What to work on. Transcribe the records that follow. Keep every word exactly, and drop the pictures.

(Records that describe figures)
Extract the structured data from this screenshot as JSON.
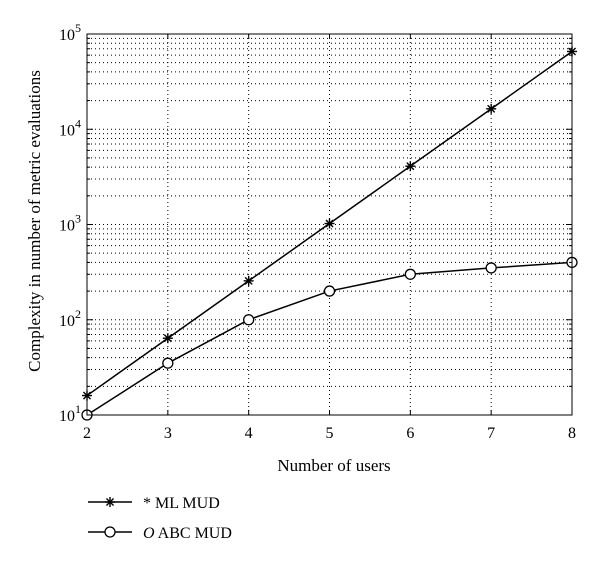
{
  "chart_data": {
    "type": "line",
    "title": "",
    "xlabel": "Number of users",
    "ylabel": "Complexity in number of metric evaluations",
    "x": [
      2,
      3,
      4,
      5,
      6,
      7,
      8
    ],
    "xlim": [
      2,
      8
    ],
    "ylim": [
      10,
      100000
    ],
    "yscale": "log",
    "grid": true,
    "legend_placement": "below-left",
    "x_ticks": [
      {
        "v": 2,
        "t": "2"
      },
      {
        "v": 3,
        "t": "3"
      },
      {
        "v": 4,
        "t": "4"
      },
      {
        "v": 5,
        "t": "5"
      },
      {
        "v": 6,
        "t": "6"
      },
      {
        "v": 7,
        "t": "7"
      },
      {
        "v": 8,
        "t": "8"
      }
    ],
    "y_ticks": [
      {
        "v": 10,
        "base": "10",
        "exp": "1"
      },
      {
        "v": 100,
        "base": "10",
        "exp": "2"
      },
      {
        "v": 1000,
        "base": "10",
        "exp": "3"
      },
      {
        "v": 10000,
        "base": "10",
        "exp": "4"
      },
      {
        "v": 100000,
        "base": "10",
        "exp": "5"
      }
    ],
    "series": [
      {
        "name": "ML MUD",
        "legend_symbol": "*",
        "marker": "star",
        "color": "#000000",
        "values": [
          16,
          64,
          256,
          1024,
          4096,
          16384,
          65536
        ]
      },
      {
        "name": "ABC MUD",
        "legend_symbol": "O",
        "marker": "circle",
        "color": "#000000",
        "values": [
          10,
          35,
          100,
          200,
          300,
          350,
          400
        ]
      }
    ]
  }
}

Right answer.
Extract the structured data from this screenshot as JSON.
{
  "chart_data": {
    "type": "line",
    "title": "",
    "xlabel": "Number of users",
    "ylabel": "Complexity in number of metric evaluations",
    "x": [
      2,
      3,
      4,
      5,
      6,
      7,
      8
    ],
    "xlim": [
      2,
      8
    ],
    "ylim": [
      10,
      100000
    ],
    "yscale": "log",
    "grid": true,
    "legend_placement": "below-left",
    "x_ticks": [
      {
        "v": 2,
        "t": "2"
      },
      {
        "v": 3,
        "t": "3"
      },
      {
        "v": 4,
        "t": "4"
      },
      {
        "v": 5,
        "t": "5"
      },
      {
        "v": 6,
        "t": "6"
      },
      {
        "v": 7,
        "t": "7"
      },
      {
        "v": 8,
        "t": "8"
      }
    ],
    "y_ticks": [
      {
        "v": 10,
        "base": "10",
        "exp": "1"
      },
      {
        "v": 100,
        "base": "10",
        "exp": "2"
      },
      {
        "v": 1000,
        "base": "10",
        "exp": "3"
      },
      {
        "v": 10000,
        "base": "10",
        "exp": "4"
      },
      {
        "v": 100000,
        "base": "10",
        "exp": "5"
      }
    ],
    "series": [
      {
        "name": "ML MUD",
        "legend_symbol": "*",
        "marker": "star",
        "color": "#000000",
        "values": [
          16,
          64,
          256,
          1024,
          4096,
          16384,
          65536
        ]
      },
      {
        "name": "ABC MUD",
        "legend_symbol": "O",
        "marker": "circle",
        "color": "#000000",
        "values": [
          10,
          35,
          100,
          200,
          300,
          350,
          400
        ]
      }
    ]
  }
}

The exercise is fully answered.